**STATED TASK**. Gather all lines from the material that contain "seed".
BEGIN EXTRACTED ENTRIES
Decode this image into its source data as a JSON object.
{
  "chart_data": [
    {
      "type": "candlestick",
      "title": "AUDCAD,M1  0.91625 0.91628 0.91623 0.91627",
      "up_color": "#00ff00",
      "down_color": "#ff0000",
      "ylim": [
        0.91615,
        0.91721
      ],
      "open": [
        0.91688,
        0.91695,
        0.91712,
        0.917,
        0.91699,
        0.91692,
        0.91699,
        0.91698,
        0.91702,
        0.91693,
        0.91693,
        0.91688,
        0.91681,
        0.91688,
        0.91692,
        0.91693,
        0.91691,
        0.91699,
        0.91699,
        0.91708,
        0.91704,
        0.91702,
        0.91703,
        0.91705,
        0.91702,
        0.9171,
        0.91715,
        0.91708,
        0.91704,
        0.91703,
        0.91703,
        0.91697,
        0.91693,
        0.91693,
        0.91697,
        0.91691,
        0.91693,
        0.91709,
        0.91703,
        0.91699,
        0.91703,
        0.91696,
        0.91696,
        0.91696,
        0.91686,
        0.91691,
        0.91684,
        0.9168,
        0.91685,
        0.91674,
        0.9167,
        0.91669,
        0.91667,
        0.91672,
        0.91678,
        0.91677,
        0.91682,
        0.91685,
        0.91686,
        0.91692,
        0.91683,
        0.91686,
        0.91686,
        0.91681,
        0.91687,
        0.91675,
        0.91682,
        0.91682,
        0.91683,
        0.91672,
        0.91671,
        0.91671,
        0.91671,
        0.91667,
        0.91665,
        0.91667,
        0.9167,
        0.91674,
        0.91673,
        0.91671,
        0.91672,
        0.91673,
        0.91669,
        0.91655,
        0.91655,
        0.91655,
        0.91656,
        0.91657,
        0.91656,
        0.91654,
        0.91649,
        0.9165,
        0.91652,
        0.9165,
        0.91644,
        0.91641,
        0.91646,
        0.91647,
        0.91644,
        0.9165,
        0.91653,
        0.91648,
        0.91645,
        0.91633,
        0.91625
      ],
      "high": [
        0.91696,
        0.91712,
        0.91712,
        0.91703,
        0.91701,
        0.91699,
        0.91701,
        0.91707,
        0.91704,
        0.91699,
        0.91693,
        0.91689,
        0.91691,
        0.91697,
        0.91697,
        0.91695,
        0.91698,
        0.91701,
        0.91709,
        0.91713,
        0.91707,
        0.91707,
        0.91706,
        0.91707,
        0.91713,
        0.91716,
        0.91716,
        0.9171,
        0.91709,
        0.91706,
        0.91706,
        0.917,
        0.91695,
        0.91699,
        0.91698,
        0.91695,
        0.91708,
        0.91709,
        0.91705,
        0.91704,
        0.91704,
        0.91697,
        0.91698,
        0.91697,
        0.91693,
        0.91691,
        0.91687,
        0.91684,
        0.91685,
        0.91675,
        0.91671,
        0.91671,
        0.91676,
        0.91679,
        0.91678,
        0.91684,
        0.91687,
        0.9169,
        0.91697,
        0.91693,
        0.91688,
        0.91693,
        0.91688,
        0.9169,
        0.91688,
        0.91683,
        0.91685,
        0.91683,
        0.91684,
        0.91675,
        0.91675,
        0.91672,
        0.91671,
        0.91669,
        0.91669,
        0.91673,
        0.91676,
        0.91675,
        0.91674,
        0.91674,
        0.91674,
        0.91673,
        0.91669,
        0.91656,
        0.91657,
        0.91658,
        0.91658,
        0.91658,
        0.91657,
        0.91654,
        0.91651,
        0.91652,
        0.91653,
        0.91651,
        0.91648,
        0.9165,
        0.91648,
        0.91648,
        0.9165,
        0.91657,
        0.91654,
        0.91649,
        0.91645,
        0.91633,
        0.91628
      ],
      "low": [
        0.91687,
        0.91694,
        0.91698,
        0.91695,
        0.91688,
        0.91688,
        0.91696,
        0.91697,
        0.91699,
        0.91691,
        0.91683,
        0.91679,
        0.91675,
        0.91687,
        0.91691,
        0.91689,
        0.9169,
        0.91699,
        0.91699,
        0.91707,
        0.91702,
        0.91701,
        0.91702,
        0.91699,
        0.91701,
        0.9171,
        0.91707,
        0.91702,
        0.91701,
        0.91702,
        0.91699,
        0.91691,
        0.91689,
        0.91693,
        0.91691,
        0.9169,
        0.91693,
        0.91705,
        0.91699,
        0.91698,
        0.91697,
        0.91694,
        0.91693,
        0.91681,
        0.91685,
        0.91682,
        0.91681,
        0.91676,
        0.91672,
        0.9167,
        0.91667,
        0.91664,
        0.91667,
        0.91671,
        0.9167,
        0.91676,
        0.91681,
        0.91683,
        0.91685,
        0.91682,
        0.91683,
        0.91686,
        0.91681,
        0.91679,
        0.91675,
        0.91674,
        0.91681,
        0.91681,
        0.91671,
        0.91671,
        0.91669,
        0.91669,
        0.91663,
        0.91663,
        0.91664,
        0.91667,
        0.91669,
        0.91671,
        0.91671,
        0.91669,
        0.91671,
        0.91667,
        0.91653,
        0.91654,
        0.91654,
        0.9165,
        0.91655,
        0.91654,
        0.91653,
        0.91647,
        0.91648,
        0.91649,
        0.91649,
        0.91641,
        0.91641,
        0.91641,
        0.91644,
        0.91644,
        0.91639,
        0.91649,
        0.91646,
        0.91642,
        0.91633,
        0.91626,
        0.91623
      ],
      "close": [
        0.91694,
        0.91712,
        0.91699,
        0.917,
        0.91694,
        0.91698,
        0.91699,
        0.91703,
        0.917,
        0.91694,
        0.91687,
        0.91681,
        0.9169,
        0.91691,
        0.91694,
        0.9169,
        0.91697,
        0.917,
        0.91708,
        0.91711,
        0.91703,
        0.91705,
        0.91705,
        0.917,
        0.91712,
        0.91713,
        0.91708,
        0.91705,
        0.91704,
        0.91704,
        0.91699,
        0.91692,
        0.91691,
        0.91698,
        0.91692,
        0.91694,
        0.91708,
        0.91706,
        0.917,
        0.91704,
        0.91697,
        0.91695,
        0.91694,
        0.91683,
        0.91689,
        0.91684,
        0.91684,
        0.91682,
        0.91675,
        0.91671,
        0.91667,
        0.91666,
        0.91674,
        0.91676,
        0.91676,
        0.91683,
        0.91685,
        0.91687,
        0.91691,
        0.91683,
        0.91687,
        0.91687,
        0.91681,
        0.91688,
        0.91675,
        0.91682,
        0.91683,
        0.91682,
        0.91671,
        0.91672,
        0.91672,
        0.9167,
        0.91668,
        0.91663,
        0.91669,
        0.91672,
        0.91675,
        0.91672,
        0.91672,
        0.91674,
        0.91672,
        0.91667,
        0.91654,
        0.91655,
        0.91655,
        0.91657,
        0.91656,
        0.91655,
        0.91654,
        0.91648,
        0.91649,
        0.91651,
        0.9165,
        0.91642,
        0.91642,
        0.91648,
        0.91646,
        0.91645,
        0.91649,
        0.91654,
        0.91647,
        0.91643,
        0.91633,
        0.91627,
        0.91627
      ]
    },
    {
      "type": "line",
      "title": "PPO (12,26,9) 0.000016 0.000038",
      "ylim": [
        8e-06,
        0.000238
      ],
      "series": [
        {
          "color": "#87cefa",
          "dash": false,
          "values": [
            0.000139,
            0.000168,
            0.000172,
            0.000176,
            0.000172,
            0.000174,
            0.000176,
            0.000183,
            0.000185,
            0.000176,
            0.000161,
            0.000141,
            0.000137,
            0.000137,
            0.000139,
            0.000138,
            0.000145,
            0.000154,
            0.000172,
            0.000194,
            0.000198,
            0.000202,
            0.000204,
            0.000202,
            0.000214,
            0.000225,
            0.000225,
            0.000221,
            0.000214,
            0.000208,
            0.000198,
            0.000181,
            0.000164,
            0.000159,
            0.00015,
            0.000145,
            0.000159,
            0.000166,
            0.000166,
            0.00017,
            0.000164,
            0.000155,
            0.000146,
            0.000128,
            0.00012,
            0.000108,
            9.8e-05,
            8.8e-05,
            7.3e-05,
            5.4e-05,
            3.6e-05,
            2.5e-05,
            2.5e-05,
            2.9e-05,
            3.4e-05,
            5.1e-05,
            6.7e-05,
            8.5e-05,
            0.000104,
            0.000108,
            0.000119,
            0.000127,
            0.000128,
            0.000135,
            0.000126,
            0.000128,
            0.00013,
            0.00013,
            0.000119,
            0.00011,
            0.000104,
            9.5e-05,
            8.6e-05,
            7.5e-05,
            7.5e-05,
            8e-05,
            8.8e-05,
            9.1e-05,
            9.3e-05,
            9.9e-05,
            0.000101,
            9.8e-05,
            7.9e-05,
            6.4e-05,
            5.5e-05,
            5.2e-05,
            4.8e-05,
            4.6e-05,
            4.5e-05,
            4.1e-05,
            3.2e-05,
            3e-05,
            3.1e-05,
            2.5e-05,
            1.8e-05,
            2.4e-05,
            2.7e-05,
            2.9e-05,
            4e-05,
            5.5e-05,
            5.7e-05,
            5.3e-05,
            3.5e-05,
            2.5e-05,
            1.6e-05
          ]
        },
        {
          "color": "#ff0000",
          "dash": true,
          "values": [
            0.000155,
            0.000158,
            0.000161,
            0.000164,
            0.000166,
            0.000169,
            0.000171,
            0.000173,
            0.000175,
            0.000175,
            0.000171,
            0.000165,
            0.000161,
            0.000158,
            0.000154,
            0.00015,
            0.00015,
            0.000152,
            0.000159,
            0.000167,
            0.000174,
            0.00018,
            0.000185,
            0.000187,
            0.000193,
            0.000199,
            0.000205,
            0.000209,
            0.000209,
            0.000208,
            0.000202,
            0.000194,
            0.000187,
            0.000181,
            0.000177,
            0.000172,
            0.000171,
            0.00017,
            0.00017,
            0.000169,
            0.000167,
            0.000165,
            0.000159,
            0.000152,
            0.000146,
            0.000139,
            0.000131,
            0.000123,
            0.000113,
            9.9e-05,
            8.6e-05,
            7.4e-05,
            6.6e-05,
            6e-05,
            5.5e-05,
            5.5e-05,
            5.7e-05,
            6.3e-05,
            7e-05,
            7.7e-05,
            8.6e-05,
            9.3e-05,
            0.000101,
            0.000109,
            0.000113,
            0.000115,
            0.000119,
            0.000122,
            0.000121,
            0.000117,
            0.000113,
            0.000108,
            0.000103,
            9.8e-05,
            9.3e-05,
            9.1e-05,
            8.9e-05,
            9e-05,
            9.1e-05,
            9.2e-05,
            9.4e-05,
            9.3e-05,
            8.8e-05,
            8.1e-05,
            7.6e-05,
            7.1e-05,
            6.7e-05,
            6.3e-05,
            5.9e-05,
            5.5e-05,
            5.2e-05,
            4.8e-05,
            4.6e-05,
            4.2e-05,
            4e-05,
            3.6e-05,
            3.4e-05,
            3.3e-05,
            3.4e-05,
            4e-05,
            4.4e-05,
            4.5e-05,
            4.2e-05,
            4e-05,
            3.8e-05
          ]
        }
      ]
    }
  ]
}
END EXTRACTED ENTRIES
BEGIN EXTRACTED ENTRIES
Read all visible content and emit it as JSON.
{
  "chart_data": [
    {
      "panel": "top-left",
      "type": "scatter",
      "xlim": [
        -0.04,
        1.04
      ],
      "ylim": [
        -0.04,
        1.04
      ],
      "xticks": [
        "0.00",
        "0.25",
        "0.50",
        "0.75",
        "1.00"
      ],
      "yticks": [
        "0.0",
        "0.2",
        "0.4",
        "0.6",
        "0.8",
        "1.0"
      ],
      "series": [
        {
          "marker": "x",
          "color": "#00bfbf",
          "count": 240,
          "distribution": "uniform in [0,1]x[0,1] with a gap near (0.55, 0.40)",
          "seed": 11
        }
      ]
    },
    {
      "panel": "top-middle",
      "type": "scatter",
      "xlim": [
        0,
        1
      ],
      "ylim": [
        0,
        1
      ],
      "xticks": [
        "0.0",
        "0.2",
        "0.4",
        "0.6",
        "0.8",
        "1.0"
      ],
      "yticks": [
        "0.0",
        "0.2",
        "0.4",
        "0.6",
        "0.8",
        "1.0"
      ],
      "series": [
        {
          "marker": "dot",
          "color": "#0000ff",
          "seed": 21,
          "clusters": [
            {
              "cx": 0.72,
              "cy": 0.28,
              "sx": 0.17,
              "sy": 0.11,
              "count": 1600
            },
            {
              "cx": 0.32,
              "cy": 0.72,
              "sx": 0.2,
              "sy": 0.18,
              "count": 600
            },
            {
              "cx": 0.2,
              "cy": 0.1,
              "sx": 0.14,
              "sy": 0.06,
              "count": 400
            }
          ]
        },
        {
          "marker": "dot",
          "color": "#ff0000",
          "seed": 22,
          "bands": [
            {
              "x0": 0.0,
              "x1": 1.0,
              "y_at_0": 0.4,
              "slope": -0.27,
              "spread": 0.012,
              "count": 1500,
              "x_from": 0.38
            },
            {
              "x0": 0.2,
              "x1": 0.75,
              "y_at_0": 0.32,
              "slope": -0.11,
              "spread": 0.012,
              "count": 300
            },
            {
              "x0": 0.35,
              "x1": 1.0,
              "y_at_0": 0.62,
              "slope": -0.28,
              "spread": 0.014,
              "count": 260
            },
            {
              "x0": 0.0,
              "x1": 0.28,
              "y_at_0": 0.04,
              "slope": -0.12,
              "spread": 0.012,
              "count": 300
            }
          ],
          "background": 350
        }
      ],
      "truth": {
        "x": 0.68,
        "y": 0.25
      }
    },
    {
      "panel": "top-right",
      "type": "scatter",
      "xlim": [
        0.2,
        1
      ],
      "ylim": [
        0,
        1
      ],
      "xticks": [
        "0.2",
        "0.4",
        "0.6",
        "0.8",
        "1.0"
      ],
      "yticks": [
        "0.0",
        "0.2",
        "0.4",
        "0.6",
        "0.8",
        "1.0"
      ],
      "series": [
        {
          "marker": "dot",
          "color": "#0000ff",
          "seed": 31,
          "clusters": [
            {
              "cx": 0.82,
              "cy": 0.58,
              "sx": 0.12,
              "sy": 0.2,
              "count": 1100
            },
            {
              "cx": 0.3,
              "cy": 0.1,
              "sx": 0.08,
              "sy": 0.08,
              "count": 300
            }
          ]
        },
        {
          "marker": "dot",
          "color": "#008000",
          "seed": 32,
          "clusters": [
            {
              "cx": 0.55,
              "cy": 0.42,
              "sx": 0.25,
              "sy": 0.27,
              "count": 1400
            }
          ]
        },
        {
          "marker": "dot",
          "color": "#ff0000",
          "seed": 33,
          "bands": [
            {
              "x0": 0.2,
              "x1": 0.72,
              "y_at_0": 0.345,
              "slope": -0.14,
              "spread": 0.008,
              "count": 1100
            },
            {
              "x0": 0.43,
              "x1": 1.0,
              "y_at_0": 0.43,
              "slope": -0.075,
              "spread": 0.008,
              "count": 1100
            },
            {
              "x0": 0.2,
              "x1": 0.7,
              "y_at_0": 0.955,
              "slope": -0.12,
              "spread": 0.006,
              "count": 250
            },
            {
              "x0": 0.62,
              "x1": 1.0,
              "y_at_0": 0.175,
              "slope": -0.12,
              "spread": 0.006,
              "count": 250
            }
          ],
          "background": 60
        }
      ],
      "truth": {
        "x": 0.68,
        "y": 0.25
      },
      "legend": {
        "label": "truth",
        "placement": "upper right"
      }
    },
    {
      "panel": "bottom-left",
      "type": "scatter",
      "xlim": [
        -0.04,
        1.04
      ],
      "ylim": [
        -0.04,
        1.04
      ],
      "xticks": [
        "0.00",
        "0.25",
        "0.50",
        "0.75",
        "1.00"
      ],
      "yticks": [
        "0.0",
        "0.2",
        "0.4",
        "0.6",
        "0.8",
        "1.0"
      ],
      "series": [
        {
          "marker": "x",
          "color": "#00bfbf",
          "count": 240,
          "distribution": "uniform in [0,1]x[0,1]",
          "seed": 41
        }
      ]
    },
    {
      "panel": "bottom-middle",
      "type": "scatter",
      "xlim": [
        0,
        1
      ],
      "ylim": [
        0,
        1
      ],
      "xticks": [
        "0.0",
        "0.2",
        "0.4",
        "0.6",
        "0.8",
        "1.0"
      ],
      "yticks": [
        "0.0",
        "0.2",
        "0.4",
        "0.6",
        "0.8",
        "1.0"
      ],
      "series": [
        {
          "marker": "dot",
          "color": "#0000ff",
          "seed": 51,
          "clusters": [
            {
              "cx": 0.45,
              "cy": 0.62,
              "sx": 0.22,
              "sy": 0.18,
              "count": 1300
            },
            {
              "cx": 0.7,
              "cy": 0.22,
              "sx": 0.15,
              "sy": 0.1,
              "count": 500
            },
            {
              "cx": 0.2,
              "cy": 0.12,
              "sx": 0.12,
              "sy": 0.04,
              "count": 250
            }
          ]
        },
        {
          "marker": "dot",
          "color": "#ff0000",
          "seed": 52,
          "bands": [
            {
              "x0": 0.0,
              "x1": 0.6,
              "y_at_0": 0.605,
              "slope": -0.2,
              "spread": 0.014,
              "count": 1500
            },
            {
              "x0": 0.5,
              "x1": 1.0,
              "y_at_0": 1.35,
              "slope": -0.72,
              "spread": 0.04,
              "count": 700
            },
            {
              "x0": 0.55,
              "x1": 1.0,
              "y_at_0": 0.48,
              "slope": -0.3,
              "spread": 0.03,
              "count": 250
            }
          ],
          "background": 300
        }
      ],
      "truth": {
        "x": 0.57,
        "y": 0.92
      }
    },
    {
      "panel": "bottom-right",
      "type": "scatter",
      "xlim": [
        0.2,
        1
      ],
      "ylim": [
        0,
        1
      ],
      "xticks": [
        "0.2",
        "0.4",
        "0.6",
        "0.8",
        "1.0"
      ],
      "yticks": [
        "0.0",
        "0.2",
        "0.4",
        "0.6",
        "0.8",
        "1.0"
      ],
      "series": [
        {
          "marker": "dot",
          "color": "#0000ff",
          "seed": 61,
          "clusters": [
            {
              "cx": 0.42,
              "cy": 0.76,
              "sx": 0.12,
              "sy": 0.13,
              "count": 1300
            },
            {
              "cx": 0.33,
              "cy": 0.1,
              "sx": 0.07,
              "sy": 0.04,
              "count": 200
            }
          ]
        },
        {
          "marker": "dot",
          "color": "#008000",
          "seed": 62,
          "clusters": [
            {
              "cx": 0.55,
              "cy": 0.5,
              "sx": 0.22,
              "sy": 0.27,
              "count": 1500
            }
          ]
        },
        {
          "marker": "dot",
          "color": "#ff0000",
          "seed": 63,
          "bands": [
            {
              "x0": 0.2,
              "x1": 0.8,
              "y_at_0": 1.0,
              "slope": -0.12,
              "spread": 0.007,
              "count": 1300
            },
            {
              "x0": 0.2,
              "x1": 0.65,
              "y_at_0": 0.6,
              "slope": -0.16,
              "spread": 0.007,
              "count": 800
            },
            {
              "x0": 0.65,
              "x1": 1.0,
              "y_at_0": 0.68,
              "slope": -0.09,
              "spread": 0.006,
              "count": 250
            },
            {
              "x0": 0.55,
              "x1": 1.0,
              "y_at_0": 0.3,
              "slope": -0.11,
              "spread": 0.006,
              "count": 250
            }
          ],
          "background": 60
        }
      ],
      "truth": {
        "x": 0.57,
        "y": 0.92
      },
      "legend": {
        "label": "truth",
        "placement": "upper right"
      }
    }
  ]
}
END EXTRACTED ENTRIES
**TASK OUTPUT**.
          "seed": 11
          "seed": 21,
          "seed": 22,
          "seed": 31,
          "seed": 32,
          "seed": 33,
          "seed": 41
          "seed": 51,
          "seed": 52,
          "seed": 61,
          "seed": 62,
          "seed": 63,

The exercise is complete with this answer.